▶ **What the task requires**
Each entry below is to be given again word for word, with no pictures.

▶ **Records provided**
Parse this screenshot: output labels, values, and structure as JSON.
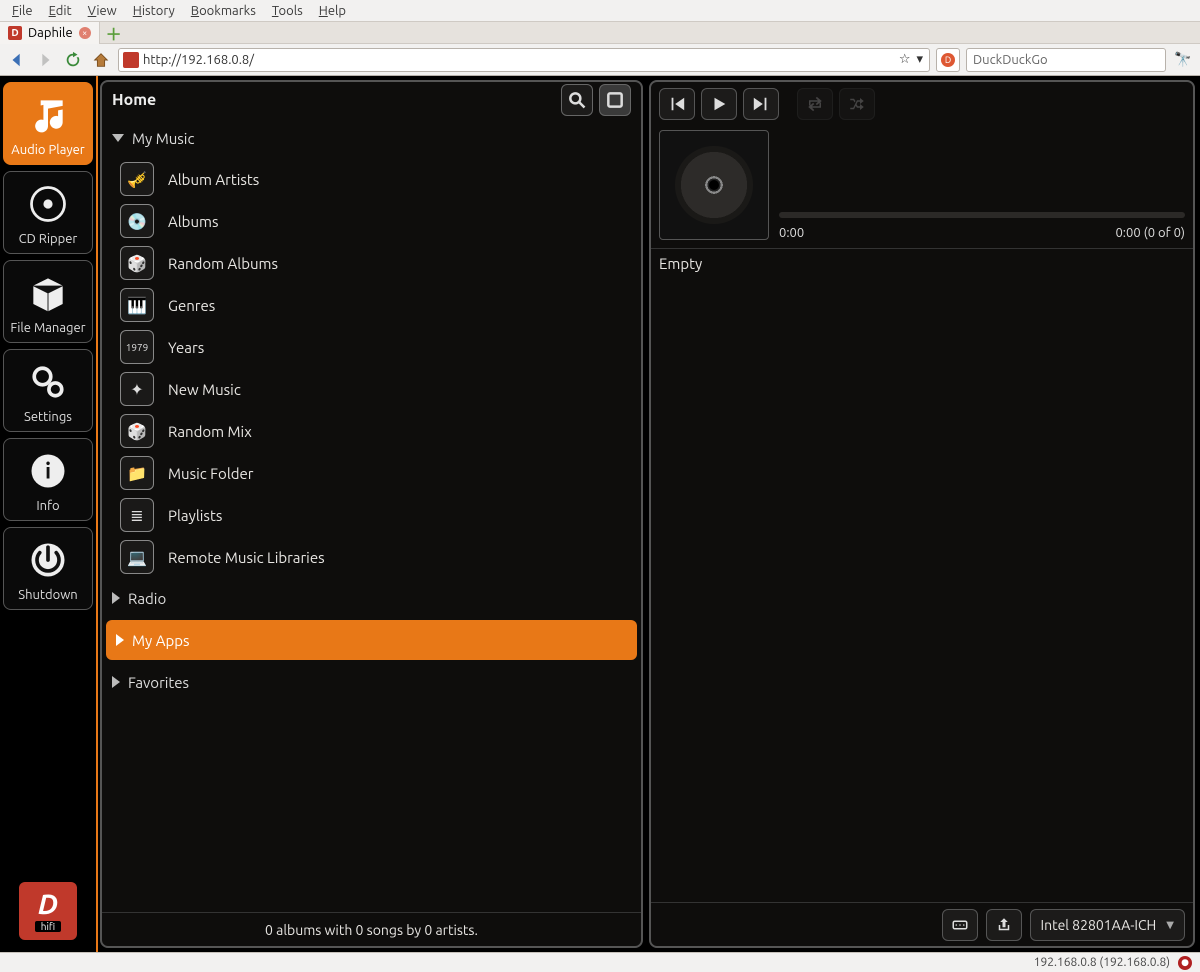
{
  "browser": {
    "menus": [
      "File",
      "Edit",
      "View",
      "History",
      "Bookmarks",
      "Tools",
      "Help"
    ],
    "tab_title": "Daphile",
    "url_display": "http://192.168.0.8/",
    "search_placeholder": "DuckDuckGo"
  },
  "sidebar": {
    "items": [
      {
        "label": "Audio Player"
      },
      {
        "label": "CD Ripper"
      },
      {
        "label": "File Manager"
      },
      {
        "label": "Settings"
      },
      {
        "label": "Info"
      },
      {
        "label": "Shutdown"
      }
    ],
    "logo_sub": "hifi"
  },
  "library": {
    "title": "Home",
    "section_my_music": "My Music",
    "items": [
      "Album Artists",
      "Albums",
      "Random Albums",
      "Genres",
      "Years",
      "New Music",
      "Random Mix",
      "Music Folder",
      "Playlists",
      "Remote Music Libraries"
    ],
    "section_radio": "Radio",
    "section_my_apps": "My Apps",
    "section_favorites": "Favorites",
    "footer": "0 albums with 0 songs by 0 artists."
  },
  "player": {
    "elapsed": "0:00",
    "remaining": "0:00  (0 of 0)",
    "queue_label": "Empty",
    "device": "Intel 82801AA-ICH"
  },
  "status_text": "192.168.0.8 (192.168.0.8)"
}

▶ **Exercise response**
Parse this screenshot: output labels, values, and structure as JSON.
{
  "browser": {
    "menus": [
      "File",
      "Edit",
      "View",
      "History",
      "Bookmarks",
      "Tools",
      "Help"
    ],
    "tab_title": "Daphile",
    "url_display": "http://192.168.0.8/",
    "search_placeholder": "DuckDuckGo"
  },
  "sidebar": {
    "items": [
      {
        "label": "Audio Player"
      },
      {
        "label": "CD Ripper"
      },
      {
        "label": "File Manager"
      },
      {
        "label": "Settings"
      },
      {
        "label": "Info"
      },
      {
        "label": "Shutdown"
      }
    ],
    "logo_sub": "hifi"
  },
  "library": {
    "title": "Home",
    "section_my_music": "My Music",
    "items": [
      "Album Artists",
      "Albums",
      "Random Albums",
      "Genres",
      "Years",
      "New Music",
      "Random Mix",
      "Music Folder",
      "Playlists",
      "Remote Music Libraries"
    ],
    "section_radio": "Radio",
    "section_my_apps": "My Apps",
    "section_favorites": "Favorites",
    "footer": "0 albums with 0 songs by 0 artists."
  },
  "player": {
    "elapsed": "0:00",
    "remaining": "0:00  (0 of 0)",
    "queue_label": "Empty",
    "device": "Intel 82801AA-ICH"
  },
  "status_text": "192.168.0.8 (192.168.0.8)"
}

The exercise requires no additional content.